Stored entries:

++++++++++++++++++++

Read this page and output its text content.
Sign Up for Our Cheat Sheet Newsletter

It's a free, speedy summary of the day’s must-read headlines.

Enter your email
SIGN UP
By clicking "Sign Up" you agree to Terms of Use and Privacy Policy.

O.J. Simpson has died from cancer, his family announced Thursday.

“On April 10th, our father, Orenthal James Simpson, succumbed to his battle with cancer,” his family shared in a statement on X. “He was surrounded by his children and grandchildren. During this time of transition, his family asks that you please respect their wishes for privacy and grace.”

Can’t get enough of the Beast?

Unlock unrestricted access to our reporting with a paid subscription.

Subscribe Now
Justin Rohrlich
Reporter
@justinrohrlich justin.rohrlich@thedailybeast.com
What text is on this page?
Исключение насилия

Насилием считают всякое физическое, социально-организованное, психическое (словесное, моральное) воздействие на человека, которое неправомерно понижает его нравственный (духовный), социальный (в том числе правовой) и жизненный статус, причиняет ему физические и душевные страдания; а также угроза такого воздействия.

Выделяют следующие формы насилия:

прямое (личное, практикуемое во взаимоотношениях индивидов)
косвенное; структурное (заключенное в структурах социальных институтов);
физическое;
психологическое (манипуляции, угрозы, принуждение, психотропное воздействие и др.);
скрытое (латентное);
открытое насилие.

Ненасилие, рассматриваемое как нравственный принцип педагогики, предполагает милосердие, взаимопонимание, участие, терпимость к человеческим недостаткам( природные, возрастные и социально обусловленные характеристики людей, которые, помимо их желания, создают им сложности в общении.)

++++++++++++++++++++

# Required work
Select the lines from the entries that include the word "page".

# Task output
Read this page and output its text content.
What text is on this page?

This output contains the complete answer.